▼▼▼

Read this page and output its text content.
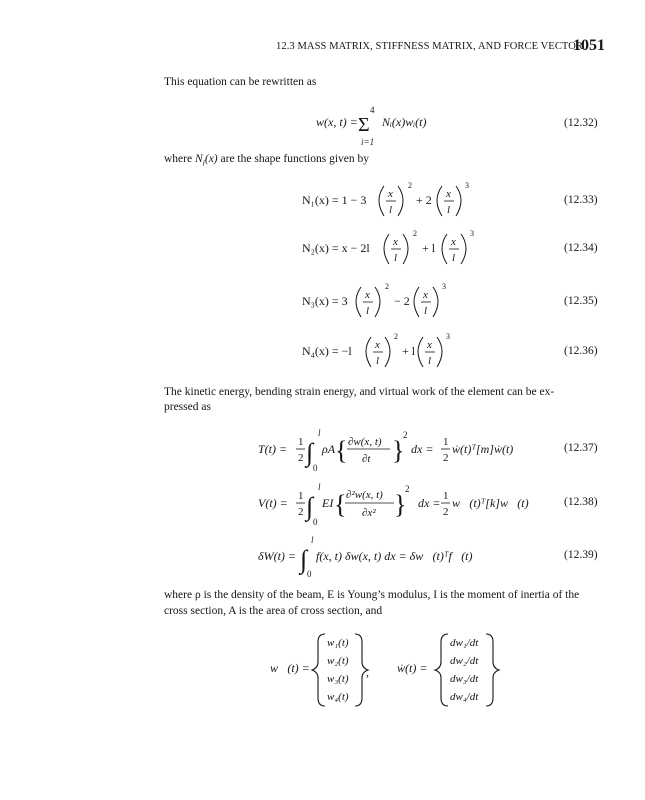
12.3 MASS MATRIX, STIFFNESS MATRIX, AND FORCE VECTOR
1051
This equation can be rewritten as
w(x, t) =
4
Σ
i=1
Nᵢ(x)wᵢ(t)	(12.32)
where $N_i(x)$ are the shape functions given by
N₁(x) = 1 − 3 x
l
2
+ 2 x
l
3
(12.33)
N₂(x) = x − 2l x
l
2
+ l x
l
3
(12.34)
N₃(x) = 3 x
l
2
− 2 x
l
3
(12.35)
N₄(x) = −l x
l
2
+ l x
l
3
(12.36)
The kinetic energy, bending strain energy, and virtual work of the element can be ex-
pressed as
T(t) = 1
2 ∫
l
0
ρA { ∂w(x, t)
∂t }
2
dx = 1
2
ẇ(t)ᵀ[m]ẇ(t)	(12.37)
V(t) = 1
2 ∫
l
0
EI { ∂²w(x, t)
∂x² }
2
dx = 1
2
w⃗(t)ᵀ[k]w⃗(t)	(12.38)
δW(t) = ∫
l
0
f(x, t) δw(x, t) dx = δw⃗(t)ᵀf⃗(t)	(12.39)
where ρ is the density of the beam, E is Young’s modulus, I is the moment of inertia of the
cross section, A is the area of cross section, and
w⃗(t) =
w₁(t)
w₂(t)
w₃(t)
w₄(t)
, ẇ(t) =
dw₁/dt
dw₂/dt
dw₃/dt
dw₄/dt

▲▲▲

Prompt:
Omit all pictures while transcribing the entries verbatim.

Response below:
Read this page and output its text content.
12.3 MASS MATRIX, STIFFNESS MATRIX, AND FORCE VECTOR
1051
This equation can be rewritten as
w(x, t) =
4
Σ
i=1
Nᵢ(x)wᵢ(t)	(12.32)
where $N_i(x)$ are the shape functions given by
N₁(x) = 1 − 3 x
l
2
+ 2 x
l
3
(12.33)
N₂(x) = x − 2l x
l
2
+ l x
l
3
(12.34)
N₃(x) = 3 x
l
2
− 2 x
l
3
(12.35)
N₄(x) = −l x
l
2
+ l x
l
3
(12.36)
The kinetic energy, bending strain energy, and virtual work of the element can be ex-
pressed as
T(t) = 1
2 ∫
l
0
ρA { ∂w(x, t)
∂t }
2
dx = 1
2
ẇ(t)ᵀ[m]ẇ(t)	(12.37)
V(t) = 1
2 ∫
l
0
EI { ∂²w(x, t)
∂x² }
2
dx = 1
2
w⃗(t)ᵀ[k]w⃗(t)	(12.38)
δW(t) = ∫
l
0
f(x, t) δw(x, t) dx = δw⃗(t)ᵀf⃗(t)	(12.39)
where ρ is the density of the beam, E is Young’s modulus, I is the moment of inertia of the
cross section, A is the area of cross section, and
w⃗(t) =
w₁(t)
w₂(t)
w₃(t)
w₄(t)
, ẇ(t) =
dw₁/dt
dw₂/dt
dw₃/dt
dw₄/dt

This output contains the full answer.